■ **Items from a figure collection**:
◇ ◇ ◇ ◇ ◇ ◇ ◇

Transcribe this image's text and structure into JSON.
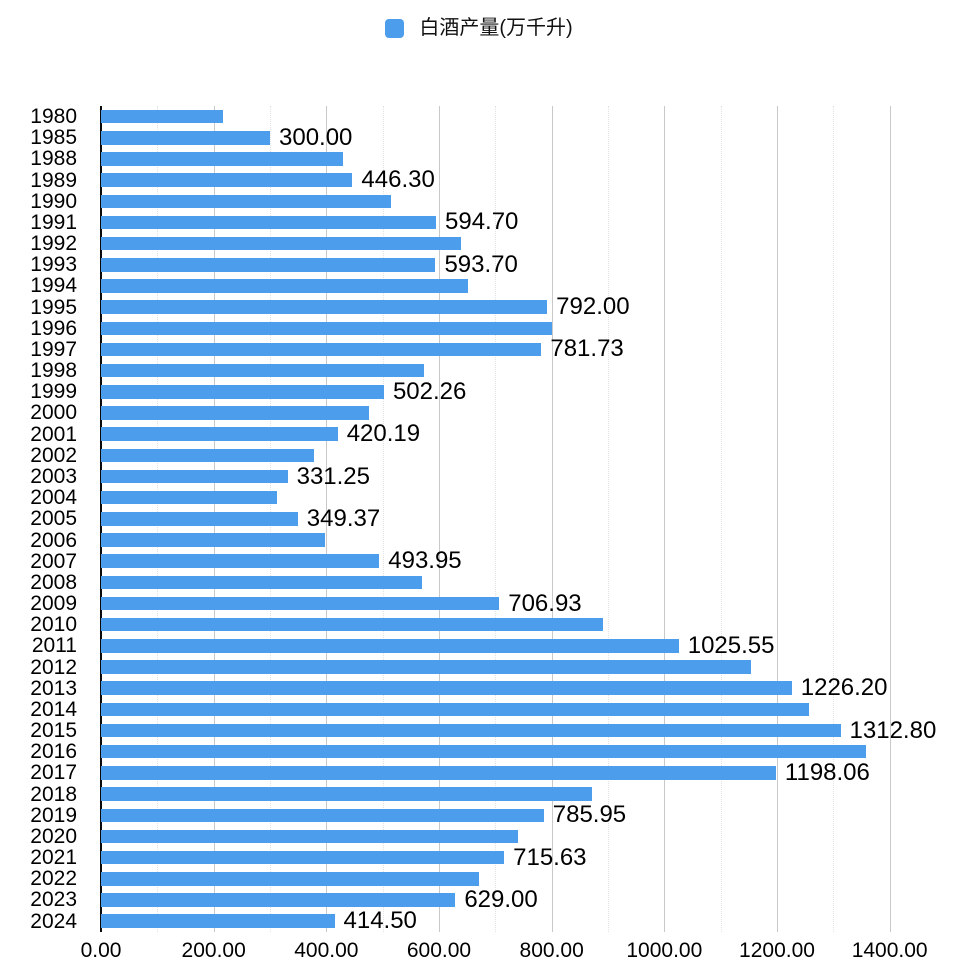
{
  "legend": {
    "label": "白酒产量(万千升)",
    "swatch_color": "#4C9DEC"
  },
  "colors": {
    "bar": "#4C9DEC",
    "axis_line": "#0a0a0a",
    "major_grid": "#c9c9c9",
    "minor_grid": "#e2e2e2",
    "text": "#000000"
  },
  "chart_data": {
    "type": "bar",
    "orientation": "horizontal",
    "title": "白酒产量(万千升)",
    "unit": "万千升",
    "xlim": [
      0,
      1500
    ],
    "grid": {
      "minor_step": 100,
      "major_step": 200,
      "grid_on": true
    },
    "legend_position": "top-center",
    "x_ticks": [
      {
        "value": 0,
        "label": "0.00"
      },
      {
        "value": 200,
        "label": "200.00"
      },
      {
        "value": 400,
        "label": "400.00"
      },
      {
        "value": 600,
        "label": "600.00"
      },
      {
        "value": 800,
        "label": "800.00"
      },
      {
        "value": 1000,
        "label": "1000.00"
      },
      {
        "value": 1200,
        "label": "1200.00"
      },
      {
        "value": 1400,
        "label": "1400.00"
      }
    ],
    "rows": [
      {
        "year": "1980",
        "value": 215.79,
        "label": null
      },
      {
        "year": "1985",
        "value": 300.0,
        "label": "300.00"
      },
      {
        "year": "1988",
        "value": 430.0,
        "label": null
      },
      {
        "year": "1989",
        "value": 446.3,
        "label": "446.30"
      },
      {
        "year": "1990",
        "value": 513.91,
        "label": null
      },
      {
        "year": "1991",
        "value": 594.7,
        "label": "594.70"
      },
      {
        "year": "1992",
        "value": 639.0,
        "label": null
      },
      {
        "year": "1993",
        "value": 593.7,
        "label": "593.70"
      },
      {
        "year": "1994",
        "value": 651.29,
        "label": null
      },
      {
        "year": "1995",
        "value": 792.0,
        "label": "792.00"
      },
      {
        "year": "1996",
        "value": 801.3,
        "label": null
      },
      {
        "year": "1997",
        "value": 781.73,
        "label": "781.73"
      },
      {
        "year": "1998",
        "value": 573.38,
        "label": null
      },
      {
        "year": "1999",
        "value": 502.26,
        "label": "502.26"
      },
      {
        "year": "2000",
        "value": 476.11,
        "label": null
      },
      {
        "year": "2001",
        "value": 420.19,
        "label": "420.19"
      },
      {
        "year": "2002",
        "value": 378.47,
        "label": null
      },
      {
        "year": "2003",
        "value": 331.25,
        "label": "331.25"
      },
      {
        "year": "2004",
        "value": 311.7,
        "label": null
      },
      {
        "year": "2005",
        "value": 349.37,
        "label": "349.37"
      },
      {
        "year": "2006",
        "value": 397.08,
        "label": null
      },
      {
        "year": "2007",
        "value": 493.95,
        "label": "493.95"
      },
      {
        "year": "2008",
        "value": 569.34,
        "label": null
      },
      {
        "year": "2009",
        "value": 706.93,
        "label": "706.93"
      },
      {
        "year": "2010",
        "value": 890.83,
        "label": null
      },
      {
        "year": "2011",
        "value": 1025.55,
        "label": "1025.55"
      },
      {
        "year": "2012",
        "value": 1153.16,
        "label": null
      },
      {
        "year": "2013",
        "value": 1226.2,
        "label": "1226.20"
      },
      {
        "year": "2014",
        "value": 1257.13,
        "label": null
      },
      {
        "year": "2015",
        "value": 1312.8,
        "label": "1312.80"
      },
      {
        "year": "2016",
        "value": 1358.36,
        "label": null
      },
      {
        "year": "2017",
        "value": 1198.06,
        "label": "1198.06"
      },
      {
        "year": "2018",
        "value": 871.2,
        "label": null
      },
      {
        "year": "2019",
        "value": 785.95,
        "label": "785.95"
      },
      {
        "year": "2020",
        "value": 740.73,
        "label": null
      },
      {
        "year": "2021",
        "value": 715.63,
        "label": "715.63"
      },
      {
        "year": "2022",
        "value": 671.24,
        "label": null
      },
      {
        "year": "2023",
        "value": 629.0,
        "label": "629.00"
      },
      {
        "year": "2024",
        "value": 414.5,
        "label": "414.50"
      }
    ]
  }
}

◇ ◇ ◇ ◇ ◇ ◇ ◇

Restate the whole of the material word for word without the pictures.

Transcribe this image's text and structure into JSON.
{
  "legend": {
    "label": "白酒产量(万千升)",
    "swatch_color": "#4C9DEC"
  },
  "colors": {
    "bar": "#4C9DEC",
    "axis_line": "#0a0a0a",
    "major_grid": "#c9c9c9",
    "minor_grid": "#e2e2e2",
    "text": "#000000"
  },
  "chart_data": {
    "type": "bar",
    "orientation": "horizontal",
    "title": "白酒产量(万千升)",
    "unit": "万千升",
    "xlim": [
      0,
      1500
    ],
    "grid": {
      "minor_step": 100,
      "major_step": 200,
      "grid_on": true
    },
    "legend_position": "top-center",
    "x_ticks": [
      {
        "value": 0,
        "label": "0.00"
      },
      {
        "value": 200,
        "label": "200.00"
      },
      {
        "value": 400,
        "label": "400.00"
      },
      {
        "value": 600,
        "label": "600.00"
      },
      {
        "value": 800,
        "label": "800.00"
      },
      {
        "value": 1000,
        "label": "1000.00"
      },
      {
        "value": 1200,
        "label": "1200.00"
      },
      {
        "value": 1400,
        "label": "1400.00"
      }
    ],
    "rows": [
      {
        "year": "1980",
        "value": 215.79,
        "label": null
      },
      {
        "year": "1985",
        "value": 300.0,
        "label": "300.00"
      },
      {
        "year": "1988",
        "value": 430.0,
        "label": null
      },
      {
        "year": "1989",
        "value": 446.3,
        "label": "446.30"
      },
      {
        "year": "1990",
        "value": 513.91,
        "label": null
      },
      {
        "year": "1991",
        "value": 594.7,
        "label": "594.70"
      },
      {
        "year": "1992",
        "value": 639.0,
        "label": null
      },
      {
        "year": "1993",
        "value": 593.7,
        "label": "593.70"
      },
      {
        "year": "1994",
        "value": 651.29,
        "label": null
      },
      {
        "year": "1995",
        "value": 792.0,
        "label": "792.00"
      },
      {
        "year": "1996",
        "value": 801.3,
        "label": null
      },
      {
        "year": "1997",
        "value": 781.73,
        "label": "781.73"
      },
      {
        "year": "1998",
        "value": 573.38,
        "label": null
      },
      {
        "year": "1999",
        "value": 502.26,
        "label": "502.26"
      },
      {
        "year": "2000",
        "value": 476.11,
        "label": null
      },
      {
        "year": "2001",
        "value": 420.19,
        "label": "420.19"
      },
      {
        "year": "2002",
        "value": 378.47,
        "label": null
      },
      {
        "year": "2003",
        "value": 331.25,
        "label": "331.25"
      },
      {
        "year": "2004",
        "value": 311.7,
        "label": null
      },
      {
        "year": "2005",
        "value": 349.37,
        "label": "349.37"
      },
      {
        "year": "2006",
        "value": 397.08,
        "label": null
      },
      {
        "year": "2007",
        "value": 493.95,
        "label": "493.95"
      },
      {
        "year": "2008",
        "value": 569.34,
        "label": null
      },
      {
        "year": "2009",
        "value": 706.93,
        "label": "706.93"
      },
      {
        "year": "2010",
        "value": 890.83,
        "label": null
      },
      {
        "year": "2011",
        "value": 1025.55,
        "label": "1025.55"
      },
      {
        "year": "2012",
        "value": 1153.16,
        "label": null
      },
      {
        "year": "2013",
        "value": 1226.2,
        "label": "1226.20"
      },
      {
        "year": "2014",
        "value": 1257.13,
        "label": null
      },
      {
        "year": "2015",
        "value": 1312.8,
        "label": "1312.80"
      },
      {
        "year": "2016",
        "value": 1358.36,
        "label": null
      },
      {
        "year": "2017",
        "value": 1198.06,
        "label": "1198.06"
      },
      {
        "year": "2018",
        "value": 871.2,
        "label": null
      },
      {
        "year": "2019",
        "value": 785.95,
        "label": "785.95"
      },
      {
        "year": "2020",
        "value": 740.73,
        "label": null
      },
      {
        "year": "2021",
        "value": 715.63,
        "label": "715.63"
      },
      {
        "year": "2022",
        "value": 671.24,
        "label": null
      },
      {
        "year": "2023",
        "value": 629.0,
        "label": "629.00"
      },
      {
        "year": "2024",
        "value": 414.5,
        "label": "414.50"
      }
    ]
  }
}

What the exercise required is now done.